>> Begin INPUT MATERIAL

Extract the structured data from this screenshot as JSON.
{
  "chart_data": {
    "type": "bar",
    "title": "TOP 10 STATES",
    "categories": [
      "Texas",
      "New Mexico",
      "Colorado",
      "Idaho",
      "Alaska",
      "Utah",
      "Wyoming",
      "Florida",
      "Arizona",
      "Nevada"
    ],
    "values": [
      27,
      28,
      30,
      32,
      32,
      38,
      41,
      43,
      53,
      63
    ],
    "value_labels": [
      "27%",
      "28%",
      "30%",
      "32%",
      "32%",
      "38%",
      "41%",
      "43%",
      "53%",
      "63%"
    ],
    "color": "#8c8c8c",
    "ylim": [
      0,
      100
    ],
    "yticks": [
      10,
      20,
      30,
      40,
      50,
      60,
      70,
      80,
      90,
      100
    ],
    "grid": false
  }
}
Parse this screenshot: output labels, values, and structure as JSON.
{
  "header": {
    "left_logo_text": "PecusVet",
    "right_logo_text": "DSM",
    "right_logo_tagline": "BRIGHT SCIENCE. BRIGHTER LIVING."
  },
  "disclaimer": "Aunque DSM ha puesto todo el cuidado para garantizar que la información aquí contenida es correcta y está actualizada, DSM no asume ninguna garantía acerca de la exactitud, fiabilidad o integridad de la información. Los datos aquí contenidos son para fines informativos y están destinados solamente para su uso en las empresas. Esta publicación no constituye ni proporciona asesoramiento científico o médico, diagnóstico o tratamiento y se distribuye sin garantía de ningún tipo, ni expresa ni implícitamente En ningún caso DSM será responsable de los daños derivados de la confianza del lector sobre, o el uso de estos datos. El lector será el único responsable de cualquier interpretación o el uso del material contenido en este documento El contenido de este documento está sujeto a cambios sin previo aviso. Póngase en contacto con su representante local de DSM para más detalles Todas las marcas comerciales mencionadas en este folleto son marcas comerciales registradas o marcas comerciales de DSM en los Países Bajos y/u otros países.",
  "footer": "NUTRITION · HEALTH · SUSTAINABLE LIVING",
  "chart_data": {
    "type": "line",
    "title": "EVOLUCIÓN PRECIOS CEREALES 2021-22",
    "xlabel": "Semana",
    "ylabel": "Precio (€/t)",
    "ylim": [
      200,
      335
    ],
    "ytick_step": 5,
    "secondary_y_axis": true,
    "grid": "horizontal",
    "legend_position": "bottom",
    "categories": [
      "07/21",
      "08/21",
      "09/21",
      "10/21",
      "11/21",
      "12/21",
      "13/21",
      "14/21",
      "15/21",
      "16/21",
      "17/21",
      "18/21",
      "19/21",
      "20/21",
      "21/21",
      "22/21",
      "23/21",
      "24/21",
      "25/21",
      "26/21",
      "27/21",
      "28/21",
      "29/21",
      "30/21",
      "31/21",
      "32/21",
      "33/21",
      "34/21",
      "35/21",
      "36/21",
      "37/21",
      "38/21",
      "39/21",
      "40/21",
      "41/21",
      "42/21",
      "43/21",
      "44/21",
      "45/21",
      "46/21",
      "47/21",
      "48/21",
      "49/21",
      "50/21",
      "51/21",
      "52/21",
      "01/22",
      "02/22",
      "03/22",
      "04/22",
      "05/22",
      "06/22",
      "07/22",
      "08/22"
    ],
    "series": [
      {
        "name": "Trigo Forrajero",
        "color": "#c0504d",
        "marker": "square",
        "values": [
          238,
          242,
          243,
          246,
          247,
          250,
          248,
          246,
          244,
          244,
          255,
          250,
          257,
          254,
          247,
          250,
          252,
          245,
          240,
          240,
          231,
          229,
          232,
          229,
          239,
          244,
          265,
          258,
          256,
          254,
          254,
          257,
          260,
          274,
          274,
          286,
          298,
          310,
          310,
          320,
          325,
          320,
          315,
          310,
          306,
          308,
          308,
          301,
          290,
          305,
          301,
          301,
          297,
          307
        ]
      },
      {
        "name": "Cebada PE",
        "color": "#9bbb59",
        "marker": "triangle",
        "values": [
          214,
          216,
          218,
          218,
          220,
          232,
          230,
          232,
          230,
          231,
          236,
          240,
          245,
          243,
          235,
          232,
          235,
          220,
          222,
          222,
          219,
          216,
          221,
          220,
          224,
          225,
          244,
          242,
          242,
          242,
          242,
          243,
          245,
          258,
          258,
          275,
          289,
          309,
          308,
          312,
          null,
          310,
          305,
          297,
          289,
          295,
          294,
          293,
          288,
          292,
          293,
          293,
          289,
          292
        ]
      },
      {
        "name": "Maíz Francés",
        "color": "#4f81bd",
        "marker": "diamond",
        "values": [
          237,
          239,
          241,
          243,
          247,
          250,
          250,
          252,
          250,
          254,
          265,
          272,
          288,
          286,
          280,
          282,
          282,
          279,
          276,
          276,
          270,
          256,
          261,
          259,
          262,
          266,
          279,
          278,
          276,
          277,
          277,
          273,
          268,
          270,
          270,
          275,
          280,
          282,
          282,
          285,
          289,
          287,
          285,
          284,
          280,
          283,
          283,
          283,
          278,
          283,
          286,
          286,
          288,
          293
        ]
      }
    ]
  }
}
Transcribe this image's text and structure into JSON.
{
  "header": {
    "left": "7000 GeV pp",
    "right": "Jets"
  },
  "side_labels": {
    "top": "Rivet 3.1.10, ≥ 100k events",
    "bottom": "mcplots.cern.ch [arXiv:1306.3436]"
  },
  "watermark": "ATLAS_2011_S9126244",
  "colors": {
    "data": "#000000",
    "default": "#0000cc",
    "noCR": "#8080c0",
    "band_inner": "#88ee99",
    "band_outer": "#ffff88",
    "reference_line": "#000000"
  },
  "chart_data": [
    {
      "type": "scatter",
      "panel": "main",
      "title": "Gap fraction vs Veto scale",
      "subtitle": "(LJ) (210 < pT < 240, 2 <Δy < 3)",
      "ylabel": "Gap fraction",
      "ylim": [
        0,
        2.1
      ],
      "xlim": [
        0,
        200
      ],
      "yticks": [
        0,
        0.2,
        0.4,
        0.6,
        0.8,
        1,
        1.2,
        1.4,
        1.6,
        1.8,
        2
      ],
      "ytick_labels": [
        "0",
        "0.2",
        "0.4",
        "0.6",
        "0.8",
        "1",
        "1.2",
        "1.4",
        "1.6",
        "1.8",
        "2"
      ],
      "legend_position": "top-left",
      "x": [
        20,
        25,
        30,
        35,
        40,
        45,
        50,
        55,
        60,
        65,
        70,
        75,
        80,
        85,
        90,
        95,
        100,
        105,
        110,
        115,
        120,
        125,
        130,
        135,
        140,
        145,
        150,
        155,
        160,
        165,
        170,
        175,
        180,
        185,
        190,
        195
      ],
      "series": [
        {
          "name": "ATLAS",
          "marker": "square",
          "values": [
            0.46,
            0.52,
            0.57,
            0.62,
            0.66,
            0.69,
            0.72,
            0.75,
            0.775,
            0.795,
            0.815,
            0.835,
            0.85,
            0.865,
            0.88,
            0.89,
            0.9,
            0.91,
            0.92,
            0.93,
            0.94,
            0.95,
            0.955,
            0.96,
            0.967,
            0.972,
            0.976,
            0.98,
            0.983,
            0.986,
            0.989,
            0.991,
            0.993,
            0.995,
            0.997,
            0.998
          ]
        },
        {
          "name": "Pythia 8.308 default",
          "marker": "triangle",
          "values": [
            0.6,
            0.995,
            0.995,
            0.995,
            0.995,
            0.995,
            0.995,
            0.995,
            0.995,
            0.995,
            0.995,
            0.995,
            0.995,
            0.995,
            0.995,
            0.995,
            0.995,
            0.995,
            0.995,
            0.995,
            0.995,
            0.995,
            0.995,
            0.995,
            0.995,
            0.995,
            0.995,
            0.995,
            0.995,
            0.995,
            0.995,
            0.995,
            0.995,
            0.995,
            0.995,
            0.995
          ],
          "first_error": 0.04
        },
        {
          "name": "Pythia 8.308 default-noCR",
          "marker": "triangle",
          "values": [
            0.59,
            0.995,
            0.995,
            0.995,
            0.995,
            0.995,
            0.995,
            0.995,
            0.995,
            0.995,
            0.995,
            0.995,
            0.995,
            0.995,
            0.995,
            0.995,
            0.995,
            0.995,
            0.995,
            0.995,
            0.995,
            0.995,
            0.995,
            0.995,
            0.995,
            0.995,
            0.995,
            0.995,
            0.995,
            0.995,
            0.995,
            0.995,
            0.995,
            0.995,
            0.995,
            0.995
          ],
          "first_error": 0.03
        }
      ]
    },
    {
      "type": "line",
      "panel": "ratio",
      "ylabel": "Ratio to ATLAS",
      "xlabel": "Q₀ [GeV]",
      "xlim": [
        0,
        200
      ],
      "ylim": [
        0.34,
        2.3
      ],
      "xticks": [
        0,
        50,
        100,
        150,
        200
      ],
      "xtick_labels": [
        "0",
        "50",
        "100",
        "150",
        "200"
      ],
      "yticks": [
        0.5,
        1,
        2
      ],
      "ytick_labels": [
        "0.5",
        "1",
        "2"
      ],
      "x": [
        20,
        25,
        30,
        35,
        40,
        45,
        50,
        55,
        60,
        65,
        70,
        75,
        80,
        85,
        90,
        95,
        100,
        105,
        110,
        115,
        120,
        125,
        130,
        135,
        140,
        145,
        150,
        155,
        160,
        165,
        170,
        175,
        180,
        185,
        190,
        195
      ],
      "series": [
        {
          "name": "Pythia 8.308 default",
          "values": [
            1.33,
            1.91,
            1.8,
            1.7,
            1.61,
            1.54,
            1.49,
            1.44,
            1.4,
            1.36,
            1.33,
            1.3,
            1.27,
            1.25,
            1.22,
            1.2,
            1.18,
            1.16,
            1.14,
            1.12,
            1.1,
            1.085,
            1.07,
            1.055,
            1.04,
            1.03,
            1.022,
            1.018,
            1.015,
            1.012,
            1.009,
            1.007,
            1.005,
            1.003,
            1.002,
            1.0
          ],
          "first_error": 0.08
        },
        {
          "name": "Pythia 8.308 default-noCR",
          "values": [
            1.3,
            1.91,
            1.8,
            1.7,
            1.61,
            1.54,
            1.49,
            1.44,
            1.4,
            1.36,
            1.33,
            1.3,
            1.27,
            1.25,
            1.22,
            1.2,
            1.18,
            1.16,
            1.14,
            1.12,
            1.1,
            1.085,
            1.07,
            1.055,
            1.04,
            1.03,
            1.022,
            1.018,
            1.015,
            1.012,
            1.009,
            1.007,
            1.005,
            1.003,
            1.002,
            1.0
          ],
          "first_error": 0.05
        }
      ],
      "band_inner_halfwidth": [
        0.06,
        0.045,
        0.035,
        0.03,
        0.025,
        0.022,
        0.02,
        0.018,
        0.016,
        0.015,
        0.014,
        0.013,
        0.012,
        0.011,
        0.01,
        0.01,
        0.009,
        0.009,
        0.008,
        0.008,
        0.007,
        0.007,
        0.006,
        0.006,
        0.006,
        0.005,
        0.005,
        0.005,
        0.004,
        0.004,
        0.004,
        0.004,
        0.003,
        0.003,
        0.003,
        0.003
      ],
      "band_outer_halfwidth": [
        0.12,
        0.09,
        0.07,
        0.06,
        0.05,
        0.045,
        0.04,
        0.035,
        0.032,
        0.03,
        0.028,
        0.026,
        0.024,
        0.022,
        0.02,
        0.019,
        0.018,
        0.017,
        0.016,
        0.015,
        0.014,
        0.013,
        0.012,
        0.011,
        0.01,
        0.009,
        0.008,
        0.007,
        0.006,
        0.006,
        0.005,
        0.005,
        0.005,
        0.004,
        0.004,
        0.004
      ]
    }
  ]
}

>> End INPUT MATERIAL

[PROBLEM DESCRIPTION]:
Scan the material and collect every line that contains "type".

[SOLUTION TO THIS EXERCISE]:
    "type": "bar",
    "type": "line",
      "type": "scatter",
      "type": "line",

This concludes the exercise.